* BEGIN Data shown *
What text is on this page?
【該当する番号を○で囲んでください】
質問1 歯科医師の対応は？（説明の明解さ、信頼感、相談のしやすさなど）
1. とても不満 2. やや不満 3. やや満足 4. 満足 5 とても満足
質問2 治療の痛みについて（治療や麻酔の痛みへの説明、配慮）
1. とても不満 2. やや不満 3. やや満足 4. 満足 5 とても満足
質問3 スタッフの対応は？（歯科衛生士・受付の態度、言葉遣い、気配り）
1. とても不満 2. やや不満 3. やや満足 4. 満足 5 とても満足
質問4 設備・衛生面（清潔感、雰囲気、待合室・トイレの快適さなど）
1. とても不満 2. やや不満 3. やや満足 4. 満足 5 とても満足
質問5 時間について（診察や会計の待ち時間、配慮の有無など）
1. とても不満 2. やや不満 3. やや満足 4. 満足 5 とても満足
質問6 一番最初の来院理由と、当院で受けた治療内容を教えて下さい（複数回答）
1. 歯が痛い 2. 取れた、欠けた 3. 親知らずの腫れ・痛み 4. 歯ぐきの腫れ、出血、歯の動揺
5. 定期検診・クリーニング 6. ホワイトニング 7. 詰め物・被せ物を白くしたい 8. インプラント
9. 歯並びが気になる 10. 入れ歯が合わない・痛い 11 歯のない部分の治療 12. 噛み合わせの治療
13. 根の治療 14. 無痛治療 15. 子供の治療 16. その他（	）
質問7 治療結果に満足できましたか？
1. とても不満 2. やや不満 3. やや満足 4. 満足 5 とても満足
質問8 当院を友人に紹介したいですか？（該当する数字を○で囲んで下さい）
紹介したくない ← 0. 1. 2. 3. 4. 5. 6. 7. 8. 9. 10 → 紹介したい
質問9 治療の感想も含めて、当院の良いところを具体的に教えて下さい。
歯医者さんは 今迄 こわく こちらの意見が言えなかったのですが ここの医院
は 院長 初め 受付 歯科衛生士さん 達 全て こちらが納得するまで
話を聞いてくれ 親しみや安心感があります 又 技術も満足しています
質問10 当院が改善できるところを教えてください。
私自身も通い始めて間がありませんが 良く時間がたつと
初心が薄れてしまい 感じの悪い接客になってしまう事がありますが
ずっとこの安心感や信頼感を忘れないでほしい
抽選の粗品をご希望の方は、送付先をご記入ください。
* END Data shown *
Task directions >> Extract, word for word, each line of the listing above.

Answer in full >>
What text is on this page?
【該当する番号を○で囲んでください】
質問1 歯科医師の対応は？（説明の明解さ、信頼感、相談のしやすさなど）
1. とても不満 2. やや不満 3. やや満足 4. 満足 5 とても満足
質問2 治療の痛みについて（治療や麻酔の痛みへの説明、配慮）
1. とても不満 2. やや不満 3. やや満足 4. 満足 5 とても満足
質問3 スタッフの対応は？（歯科衛生士・受付の態度、言葉遣い、気配り）
1. とても不満 2. やや不満 3. やや満足 4. 満足 5 とても満足
質問4 設備・衛生面（清潔感、雰囲気、待合室・トイレの快適さなど）
1. とても不満 2. やや不満 3. やや満足 4. 満足 5 とても満足
質問5 時間について（診察や会計の待ち時間、配慮の有無など）
1. とても不満 2. やや不満 3. やや満足 4. 満足 5 とても満足
質問6 一番最初の来院理由と、当院で受けた治療内容を教えて下さい（複数回答）
1. 歯が痛い 2. 取れた、欠けた 3. 親知らずの腫れ・痛み 4. 歯ぐきの腫れ、出血、歯の動揺
5. 定期検診・クリーニング 6. ホワイトニング 7. 詰め物・被せ物を白くしたい 8. インプラント
9. 歯並びが気になる 10. 入れ歯が合わない・痛い 11 歯のない部分の治療 12. 噛み合わせの治療
13. 根の治療 14. 無痛治療 15. 子供の治療 16. その他（	）
質問7 治療結果に満足できましたか？
1. とても不満 2. やや不満 3. やや満足 4. 満足 5 とても満足
質問8 当院を友人に紹介したいですか？（該当する数字を○で囲んで下さい）
紹介したくない ← 0. 1. 2. 3. 4. 5. 6. 7. 8. 9. 10 → 紹介したい
質問9 治療の感想も含めて、当院の良いところを具体的に教えて下さい。
歯医者さんは 今迄 こわく こちらの意見が言えなかったのですが ここの医院
は 院長 初め 受付 歯科衛生士さん 達 全て こちらが納得するまで
話を聞いてくれ 親しみや安心感があります 又 技術も満足しています
質問10 当院が改善できるところを教えてください。
私自身も通い始めて間がありませんが 良く時間がたつと
初心が薄れてしまい 感じの悪い接客になってしまう事がありますが
ずっとこの安心感や信頼感を忘れないでほしい
抽選の粗品をご希望の方は、送付先をご記入ください。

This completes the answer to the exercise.